**What you should do**
Reproduce word for word the section of the text on Han expansion that begins at the words "Expansion Under Emperor" and stops after the words "the Middle East.".

Expansion Under Emperor Wu Di
Under Emperor Wu Di, the boundaries of China expanded north into Mongolia, west into Turkestan, east into Korea and south into Indochina. In many cases the Han expanded to head off threats and to create a buffer zone around the Han heartland. After lands were conquered settlers were encouraged to move there to firm up China's claim on the land. Today "Han" Chinese make up 92 percent of China's 1.2 billion people.
The Chinese empire was expanded to an area more or less the same as present-day China by establishing command districts in Korea and much of Central Asia. Expansion to the south and west helped establish land and sea trade routes to India, southeast Asia and the Middle East.
"Expansion beyond the gate," a term referring to growth of the Chinese empire beyond the western end of the Great Wall, helped the Han secure power over a caravan route through Central Asia which developed into the Silk Road. To defend their vast territories in present-day western China the Han built chains of earthen watchtowers that were used to send signals of approaching invaders. The tallest of these towers was 15 meters high. Wu Di sent his emissary Zhang Qian on a westwards journey along the Silk Road to forge diplomatic and military ties in Central Asia. Among the treasures he brought back were the famed “heavenly horses” of the Fergana Valley.
The greatest challenge to the Han dynasty came from the Xiongu, a Mongol-like nomadic people in the northwest of the Han empire. The Chinese beefed up the Great Wall to keep them out; presented them with Han princesses as gifts to appease them — but to no avail. In 133 B.C. there was a great battle between Han and Xiongu in which “the men and horses killed on the Han side amounted to over a hundred thousand."

(Bounding box annotations)
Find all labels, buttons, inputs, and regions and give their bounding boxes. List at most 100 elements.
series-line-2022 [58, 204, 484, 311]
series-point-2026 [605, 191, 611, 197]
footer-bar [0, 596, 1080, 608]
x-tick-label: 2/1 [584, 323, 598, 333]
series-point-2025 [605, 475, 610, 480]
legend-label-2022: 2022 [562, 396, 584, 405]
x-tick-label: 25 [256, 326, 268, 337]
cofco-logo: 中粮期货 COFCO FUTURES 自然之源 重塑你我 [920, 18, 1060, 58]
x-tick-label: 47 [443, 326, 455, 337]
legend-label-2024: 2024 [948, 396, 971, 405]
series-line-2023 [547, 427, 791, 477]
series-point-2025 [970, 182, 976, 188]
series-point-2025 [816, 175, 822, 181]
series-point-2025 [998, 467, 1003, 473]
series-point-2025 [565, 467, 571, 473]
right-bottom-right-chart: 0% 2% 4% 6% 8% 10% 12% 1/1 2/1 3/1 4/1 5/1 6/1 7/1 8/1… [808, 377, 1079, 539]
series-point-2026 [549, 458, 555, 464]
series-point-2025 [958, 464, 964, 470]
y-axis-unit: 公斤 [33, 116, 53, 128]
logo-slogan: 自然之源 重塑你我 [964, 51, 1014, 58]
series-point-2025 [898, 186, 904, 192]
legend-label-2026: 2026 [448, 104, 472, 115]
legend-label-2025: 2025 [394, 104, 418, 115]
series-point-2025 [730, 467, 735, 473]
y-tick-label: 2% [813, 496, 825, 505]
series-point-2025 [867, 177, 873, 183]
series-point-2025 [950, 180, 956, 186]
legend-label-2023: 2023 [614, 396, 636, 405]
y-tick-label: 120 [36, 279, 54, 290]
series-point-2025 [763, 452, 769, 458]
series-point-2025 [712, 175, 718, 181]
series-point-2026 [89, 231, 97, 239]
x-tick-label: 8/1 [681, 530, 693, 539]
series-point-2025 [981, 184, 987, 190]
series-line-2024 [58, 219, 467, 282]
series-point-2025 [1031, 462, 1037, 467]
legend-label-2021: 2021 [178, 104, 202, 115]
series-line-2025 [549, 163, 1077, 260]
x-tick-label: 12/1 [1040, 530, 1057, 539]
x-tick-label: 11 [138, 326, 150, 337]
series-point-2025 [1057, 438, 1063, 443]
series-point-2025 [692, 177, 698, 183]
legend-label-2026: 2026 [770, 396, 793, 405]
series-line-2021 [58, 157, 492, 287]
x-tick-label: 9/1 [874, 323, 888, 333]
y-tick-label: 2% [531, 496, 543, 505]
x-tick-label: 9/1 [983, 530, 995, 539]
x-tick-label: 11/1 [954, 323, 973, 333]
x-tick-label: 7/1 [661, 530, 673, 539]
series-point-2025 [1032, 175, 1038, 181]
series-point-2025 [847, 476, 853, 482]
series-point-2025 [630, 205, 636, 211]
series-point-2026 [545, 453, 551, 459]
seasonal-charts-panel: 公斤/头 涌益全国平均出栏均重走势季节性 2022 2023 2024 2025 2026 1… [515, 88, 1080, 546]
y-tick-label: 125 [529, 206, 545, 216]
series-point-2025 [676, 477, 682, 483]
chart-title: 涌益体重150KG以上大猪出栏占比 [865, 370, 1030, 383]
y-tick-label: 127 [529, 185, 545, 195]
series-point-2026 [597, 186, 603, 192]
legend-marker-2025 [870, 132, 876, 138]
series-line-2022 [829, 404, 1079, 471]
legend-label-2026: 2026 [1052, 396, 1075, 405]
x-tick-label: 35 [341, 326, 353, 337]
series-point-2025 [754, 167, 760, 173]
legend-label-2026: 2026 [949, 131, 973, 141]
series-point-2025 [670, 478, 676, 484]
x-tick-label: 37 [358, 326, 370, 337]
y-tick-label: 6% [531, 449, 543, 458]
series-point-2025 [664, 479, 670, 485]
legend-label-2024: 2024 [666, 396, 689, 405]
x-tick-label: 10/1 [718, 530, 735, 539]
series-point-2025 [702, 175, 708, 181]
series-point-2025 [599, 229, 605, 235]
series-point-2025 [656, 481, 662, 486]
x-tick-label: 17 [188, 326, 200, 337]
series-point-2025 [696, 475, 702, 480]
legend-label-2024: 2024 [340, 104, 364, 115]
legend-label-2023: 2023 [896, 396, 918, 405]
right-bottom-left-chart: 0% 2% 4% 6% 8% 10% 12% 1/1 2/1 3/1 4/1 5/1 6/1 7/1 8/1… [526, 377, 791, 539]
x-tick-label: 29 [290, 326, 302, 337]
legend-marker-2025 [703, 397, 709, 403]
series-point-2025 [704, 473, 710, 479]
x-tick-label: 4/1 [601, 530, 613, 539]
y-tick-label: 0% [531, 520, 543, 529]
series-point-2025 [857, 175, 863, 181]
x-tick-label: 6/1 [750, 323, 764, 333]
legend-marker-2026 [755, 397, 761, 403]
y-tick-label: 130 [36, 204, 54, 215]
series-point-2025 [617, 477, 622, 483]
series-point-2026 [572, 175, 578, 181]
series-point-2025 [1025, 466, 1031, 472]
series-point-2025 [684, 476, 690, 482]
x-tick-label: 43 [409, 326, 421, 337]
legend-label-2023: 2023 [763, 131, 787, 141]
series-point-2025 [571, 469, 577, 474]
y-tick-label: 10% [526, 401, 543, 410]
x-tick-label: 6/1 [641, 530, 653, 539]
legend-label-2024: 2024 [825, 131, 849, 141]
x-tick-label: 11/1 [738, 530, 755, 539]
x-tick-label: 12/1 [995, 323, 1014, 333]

**Full answer**
Expansion Under Emperor Wu Di
Under Emperor Wu Di, the boundaries of China expanded north into Mongolia, west into Turkestan, east into Korea and south into Indochina. In many cases the Han expanded to head off threats and to create a buffer zone around the Han heartland. After lands were conquered settlers were encouraged to move there to firm up China's claim on the land. Today "Han" Chinese make up 92 percent of China's 1.2 billion people.
The Chinese empire was expanded to an area more or less the same as present-day China by establishing command districts in Korea and much of Central Asia. Expansion to the south and west helped establish land and sea trade routes to India, southeast Asia and the Middle East.